# DIRECTIONS:
Set down the full listing exactly, character for character.

# DATA:
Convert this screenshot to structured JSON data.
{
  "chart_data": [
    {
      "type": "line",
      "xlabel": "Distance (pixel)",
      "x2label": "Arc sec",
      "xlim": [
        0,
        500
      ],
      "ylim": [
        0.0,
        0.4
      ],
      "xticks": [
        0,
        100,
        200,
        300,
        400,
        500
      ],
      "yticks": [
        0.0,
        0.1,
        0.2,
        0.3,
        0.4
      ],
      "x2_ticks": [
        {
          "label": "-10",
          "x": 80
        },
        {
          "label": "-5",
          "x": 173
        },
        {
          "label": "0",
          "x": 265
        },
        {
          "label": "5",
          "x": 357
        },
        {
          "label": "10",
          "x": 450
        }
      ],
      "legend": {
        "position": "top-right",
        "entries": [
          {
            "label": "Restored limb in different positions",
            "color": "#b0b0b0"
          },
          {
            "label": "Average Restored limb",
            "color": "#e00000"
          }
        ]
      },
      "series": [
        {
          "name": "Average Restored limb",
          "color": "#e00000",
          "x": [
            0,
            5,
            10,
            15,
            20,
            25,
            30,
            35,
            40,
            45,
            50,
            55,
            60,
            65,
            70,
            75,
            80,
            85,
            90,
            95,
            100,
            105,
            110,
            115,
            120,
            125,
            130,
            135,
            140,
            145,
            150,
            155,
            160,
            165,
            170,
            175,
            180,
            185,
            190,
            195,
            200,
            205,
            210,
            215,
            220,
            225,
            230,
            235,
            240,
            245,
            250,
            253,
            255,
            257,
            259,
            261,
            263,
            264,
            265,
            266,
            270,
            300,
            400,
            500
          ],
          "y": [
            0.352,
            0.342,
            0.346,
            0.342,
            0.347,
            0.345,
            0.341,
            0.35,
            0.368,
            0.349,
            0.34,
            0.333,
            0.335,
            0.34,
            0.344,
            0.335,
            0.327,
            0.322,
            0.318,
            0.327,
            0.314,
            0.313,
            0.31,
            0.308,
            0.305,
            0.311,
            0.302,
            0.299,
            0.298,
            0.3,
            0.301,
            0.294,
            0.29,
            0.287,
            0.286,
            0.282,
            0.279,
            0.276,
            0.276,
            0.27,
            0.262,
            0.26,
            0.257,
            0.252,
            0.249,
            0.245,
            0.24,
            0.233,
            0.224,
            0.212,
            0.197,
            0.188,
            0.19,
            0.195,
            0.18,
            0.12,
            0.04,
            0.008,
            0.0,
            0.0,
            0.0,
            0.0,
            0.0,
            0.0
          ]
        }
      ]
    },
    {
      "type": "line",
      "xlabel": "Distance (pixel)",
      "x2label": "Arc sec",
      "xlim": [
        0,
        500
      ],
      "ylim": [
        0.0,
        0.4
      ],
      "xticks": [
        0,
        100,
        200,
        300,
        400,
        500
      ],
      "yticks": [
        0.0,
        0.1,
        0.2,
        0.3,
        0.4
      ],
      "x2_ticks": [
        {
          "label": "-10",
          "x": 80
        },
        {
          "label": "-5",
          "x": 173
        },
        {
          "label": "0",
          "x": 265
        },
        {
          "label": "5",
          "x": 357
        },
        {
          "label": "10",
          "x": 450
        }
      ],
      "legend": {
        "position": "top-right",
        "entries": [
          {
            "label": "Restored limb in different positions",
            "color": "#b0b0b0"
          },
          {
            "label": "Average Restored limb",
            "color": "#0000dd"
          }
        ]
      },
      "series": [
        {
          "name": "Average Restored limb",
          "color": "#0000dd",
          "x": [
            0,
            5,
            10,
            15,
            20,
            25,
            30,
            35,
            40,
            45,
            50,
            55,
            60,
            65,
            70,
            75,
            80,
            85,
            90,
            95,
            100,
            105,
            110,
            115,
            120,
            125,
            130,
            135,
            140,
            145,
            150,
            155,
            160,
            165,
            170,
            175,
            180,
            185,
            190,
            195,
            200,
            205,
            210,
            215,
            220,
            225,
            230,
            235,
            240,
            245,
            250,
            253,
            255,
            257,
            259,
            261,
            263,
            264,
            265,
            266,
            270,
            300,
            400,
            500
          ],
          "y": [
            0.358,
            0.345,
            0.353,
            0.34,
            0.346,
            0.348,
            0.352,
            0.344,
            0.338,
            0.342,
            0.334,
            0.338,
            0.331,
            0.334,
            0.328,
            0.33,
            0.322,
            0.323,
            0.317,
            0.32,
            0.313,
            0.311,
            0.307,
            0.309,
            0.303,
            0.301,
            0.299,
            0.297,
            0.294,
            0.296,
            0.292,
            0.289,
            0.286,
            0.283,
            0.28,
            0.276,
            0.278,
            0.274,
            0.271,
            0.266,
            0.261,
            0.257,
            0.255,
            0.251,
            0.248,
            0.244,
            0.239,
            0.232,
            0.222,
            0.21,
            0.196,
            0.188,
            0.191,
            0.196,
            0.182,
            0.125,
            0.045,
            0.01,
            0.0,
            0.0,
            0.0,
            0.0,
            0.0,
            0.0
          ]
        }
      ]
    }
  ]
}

# THE REPLY:
Convert this screenshot to structured JSON data.
{
  "chart_data": [
    {
      "type": "line",
      "xlabel": "Distance (pixel)",
      "x2label": "Arc sec",
      "xlim": [
        0,
        500
      ],
      "ylim": [
        0.0,
        0.4
      ],
      "xticks": [
        0,
        100,
        200,
        300,
        400,
        500
      ],
      "yticks": [
        0.0,
        0.1,
        0.2,
        0.3,
        0.4
      ],
      "x2_ticks": [
        {
          "label": "-10",
          "x": 80
        },
        {
          "label": "-5",
          "x": 173
        },
        {
          "label": "0",
          "x": 265
        },
        {
          "label": "5",
          "x": 357
        },
        {
          "label": "10",
          "x": 450
        }
      ],
      "legend": {
        "position": "top-right",
        "entries": [
          {
            "label": "Restored limb in different positions",
            "color": "#b0b0b0"
          },
          {
            "label": "Average Restored limb",
            "color": "#e00000"
          }
        ]
      },
      "series": [
        {
          "name": "Average Restored limb",
          "color": "#e00000",
          "x": [
            0,
            5,
            10,
            15,
            20,
            25,
            30,
            35,
            40,
            45,
            50,
            55,
            60,
            65,
            70,
            75,
            80,
            85,
            90,
            95,
            100,
            105,
            110,
            115,
            120,
            125,
            130,
            135,
            140,
            145,
            150,
            155,
            160,
            165,
            170,
            175,
            180,
            185,
            190,
            195,
            200,
            205,
            210,
            215,
            220,
            225,
            230,
            235,
            240,
            245,
            250,
            253,
            255,
            257,
            259,
            261,
            263,
            264,
            265,
            266,
            270,
            300,
            400,
            500
          ],
          "y": [
            0.352,
            0.342,
            0.346,
            0.342,
            0.347,
            0.345,
            0.341,
            0.35,
            0.368,
            0.349,
            0.34,
            0.333,
            0.335,
            0.34,
            0.344,
            0.335,
            0.327,
            0.322,
            0.318,
            0.327,
            0.314,
            0.313,
            0.31,
            0.308,
            0.305,
            0.311,
            0.302,
            0.299,
            0.298,
            0.3,
            0.301,
            0.294,
            0.29,
            0.287,
            0.286,
            0.282,
            0.279,
            0.276,
            0.276,
            0.27,
            0.262,
            0.26,
            0.257,
            0.252,
            0.249,
            0.245,
            0.24,
            0.233,
            0.224,
            0.212,
            0.197,
            0.188,
            0.19,
            0.195,
            0.18,
            0.12,
            0.04,
            0.008,
            0.0,
            0.0,
            0.0,
            0.0,
            0.0,
            0.0
          ]
        }
      ]
    },
    {
      "type": "line",
      "xlabel": "Distance (pixel)",
      "x2label": "Arc sec",
      "xlim": [
        0,
        500
      ],
      "ylim": [
        0.0,
        0.4
      ],
      "xticks": [
        0,
        100,
        200,
        300,
        400,
        500
      ],
      "yticks": [
        0.0,
        0.1,
        0.2,
        0.3,
        0.4
      ],
      "x2_ticks": [
        {
          "label": "-10",
          "x": 80
        },
        {
          "label": "-5",
          "x": 173
        },
        {
          "label": "0",
          "x": 265
        },
        {
          "label": "5",
          "x": 357
        },
        {
          "label": "10",
          "x": 450
        }
      ],
      "legend": {
        "position": "top-right",
        "entries": [
          {
            "label": "Restored limb in different positions",
            "color": "#b0b0b0"
          },
          {
            "label": "Average Restored limb",
            "color": "#0000dd"
          }
        ]
      },
      "series": [
        {
          "name": "Average Restored limb",
          "color": "#0000dd",
          "x": [
            0,
            5,
            10,
            15,
            20,
            25,
            30,
            35,
            40,
            45,
            50,
            55,
            60,
            65,
            70,
            75,
            80,
            85,
            90,
            95,
            100,
            105,
            110,
            115,
            120,
            125,
            130,
            135,
            140,
            145,
            150,
            155,
            160,
            165,
            170,
            175,
            180,
            185,
            190,
            195,
            200,
            205,
            210,
            215,
            220,
            225,
            230,
            235,
            240,
            245,
            250,
            253,
            255,
            257,
            259,
            261,
            263,
            264,
            265,
            266,
            270,
            300,
            400,
            500
          ],
          "y": [
            0.358,
            0.345,
            0.353,
            0.34,
            0.346,
            0.348,
            0.352,
            0.344,
            0.338,
            0.342,
            0.334,
            0.338,
            0.331,
            0.334,
            0.328,
            0.33,
            0.322,
            0.323,
            0.317,
            0.32,
            0.313,
            0.311,
            0.307,
            0.309,
            0.303,
            0.301,
            0.299,
            0.297,
            0.294,
            0.296,
            0.292,
            0.289,
            0.286,
            0.283,
            0.28,
            0.276,
            0.278,
            0.274,
            0.271,
            0.266,
            0.261,
            0.257,
            0.255,
            0.251,
            0.248,
            0.244,
            0.239,
            0.232,
            0.222,
            0.21,
            0.196,
            0.188,
            0.191,
            0.196,
            0.182,
            0.125,
            0.045,
            0.01,
            0.0,
            0.0,
            0.0,
            0.0,
            0.0,
            0.0
          ]
        }
      ]
    }
  ]
}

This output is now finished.